BEGIN Provided entries

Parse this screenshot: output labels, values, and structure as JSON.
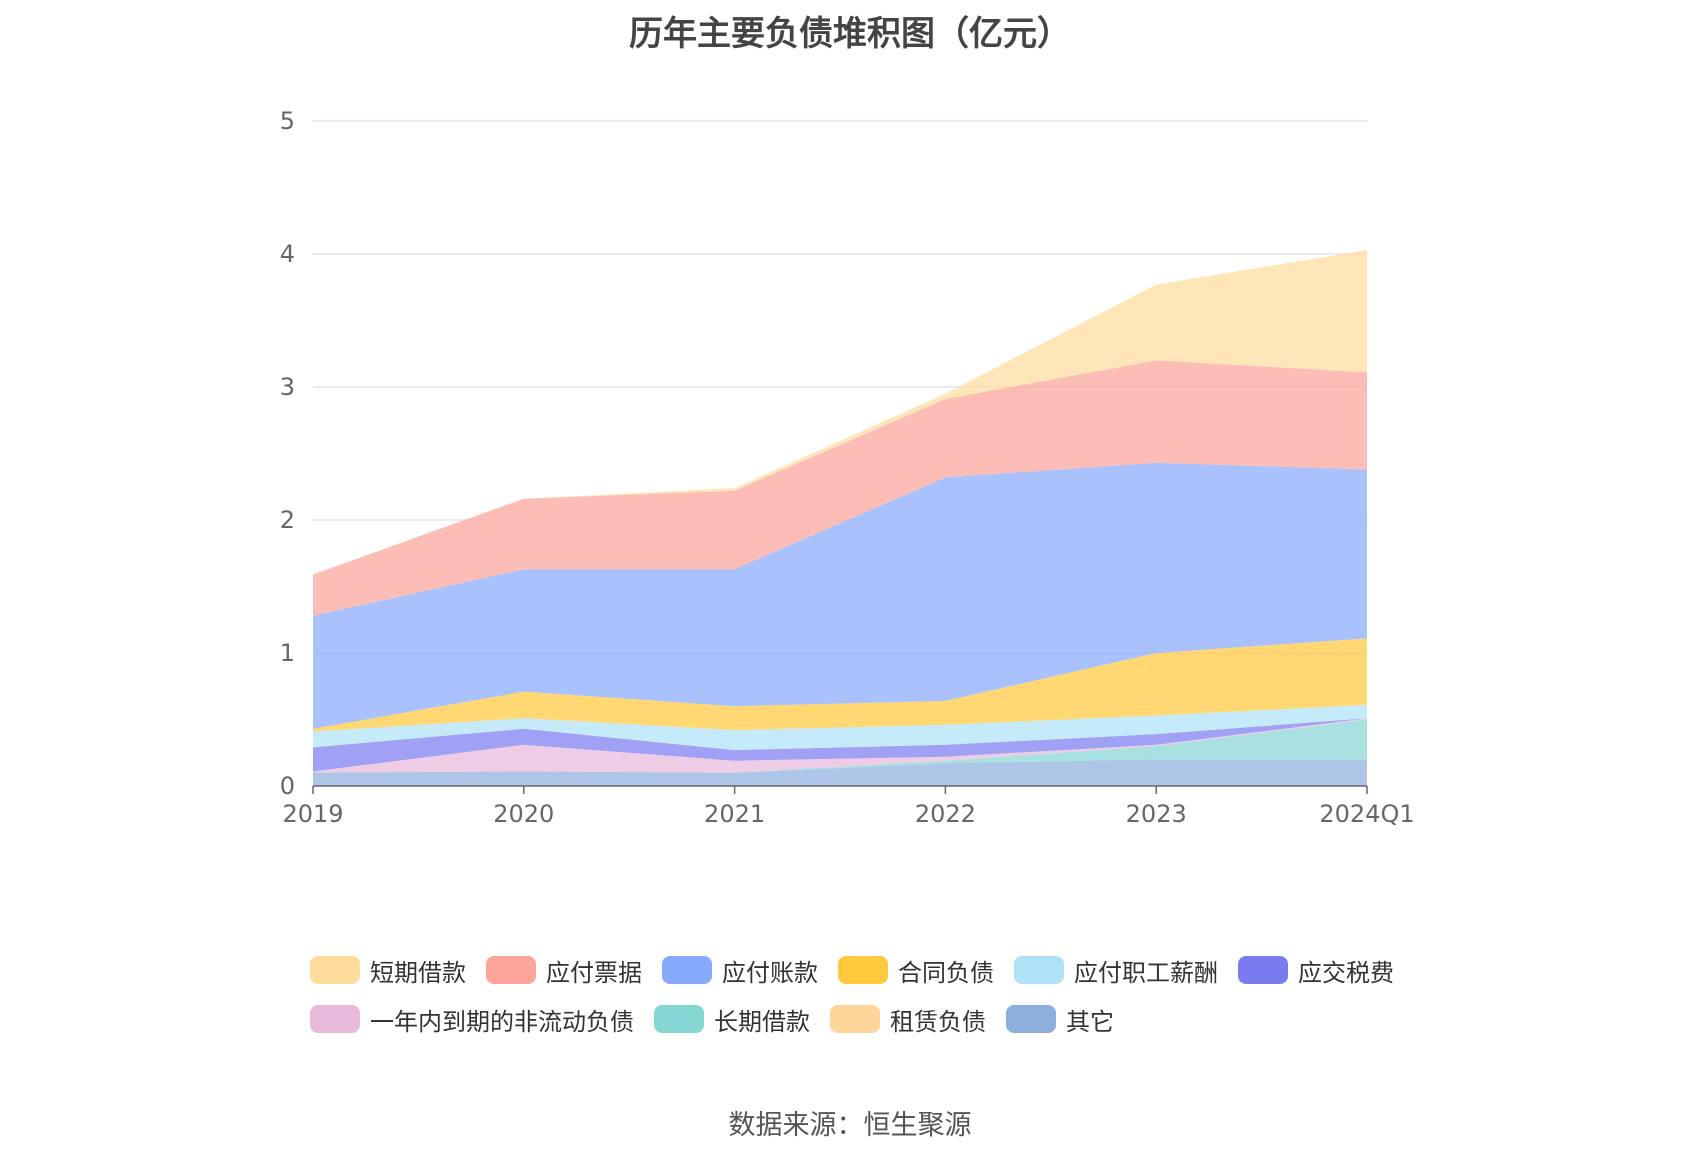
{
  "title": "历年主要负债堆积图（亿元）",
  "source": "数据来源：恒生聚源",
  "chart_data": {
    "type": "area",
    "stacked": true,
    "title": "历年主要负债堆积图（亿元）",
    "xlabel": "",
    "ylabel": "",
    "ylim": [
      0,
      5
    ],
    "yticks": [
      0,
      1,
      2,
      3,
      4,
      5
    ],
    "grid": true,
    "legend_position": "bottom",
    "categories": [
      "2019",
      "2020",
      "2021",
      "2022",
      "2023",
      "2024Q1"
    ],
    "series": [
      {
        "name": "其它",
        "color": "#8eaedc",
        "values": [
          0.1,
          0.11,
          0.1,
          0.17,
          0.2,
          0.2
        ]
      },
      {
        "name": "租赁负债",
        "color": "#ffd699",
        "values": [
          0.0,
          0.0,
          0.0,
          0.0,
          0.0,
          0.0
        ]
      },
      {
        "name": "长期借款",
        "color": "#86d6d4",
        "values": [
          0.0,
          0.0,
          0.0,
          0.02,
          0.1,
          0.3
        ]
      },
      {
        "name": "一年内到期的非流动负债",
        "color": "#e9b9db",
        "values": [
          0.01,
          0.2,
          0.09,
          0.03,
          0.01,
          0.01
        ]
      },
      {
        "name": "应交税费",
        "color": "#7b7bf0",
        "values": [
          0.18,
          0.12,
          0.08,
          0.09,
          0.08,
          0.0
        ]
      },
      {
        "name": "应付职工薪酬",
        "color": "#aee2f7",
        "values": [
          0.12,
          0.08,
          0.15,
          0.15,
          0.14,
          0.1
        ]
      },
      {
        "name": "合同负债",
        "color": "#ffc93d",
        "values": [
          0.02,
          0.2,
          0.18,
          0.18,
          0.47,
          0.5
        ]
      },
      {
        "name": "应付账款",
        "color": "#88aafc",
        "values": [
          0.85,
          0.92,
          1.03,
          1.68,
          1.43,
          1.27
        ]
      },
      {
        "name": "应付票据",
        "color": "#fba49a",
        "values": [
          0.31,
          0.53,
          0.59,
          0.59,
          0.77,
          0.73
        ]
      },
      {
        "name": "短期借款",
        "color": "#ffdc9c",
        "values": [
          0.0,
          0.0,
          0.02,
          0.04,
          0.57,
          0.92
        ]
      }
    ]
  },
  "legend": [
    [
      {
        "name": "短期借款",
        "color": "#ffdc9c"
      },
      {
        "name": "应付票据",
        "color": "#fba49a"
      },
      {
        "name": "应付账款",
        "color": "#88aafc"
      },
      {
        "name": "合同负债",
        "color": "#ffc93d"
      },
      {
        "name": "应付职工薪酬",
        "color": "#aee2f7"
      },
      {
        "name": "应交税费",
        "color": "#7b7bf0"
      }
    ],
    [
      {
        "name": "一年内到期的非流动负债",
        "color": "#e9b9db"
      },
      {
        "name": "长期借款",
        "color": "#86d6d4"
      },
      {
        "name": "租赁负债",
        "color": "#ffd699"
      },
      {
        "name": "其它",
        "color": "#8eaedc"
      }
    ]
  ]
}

END Provided entries

Set problem: Look through the entries above and list every line containing "title".

Task output:
  "title": "历年主要负债堆积图（亿元）",
    "title": "历年主要负债堆积图（亿元）",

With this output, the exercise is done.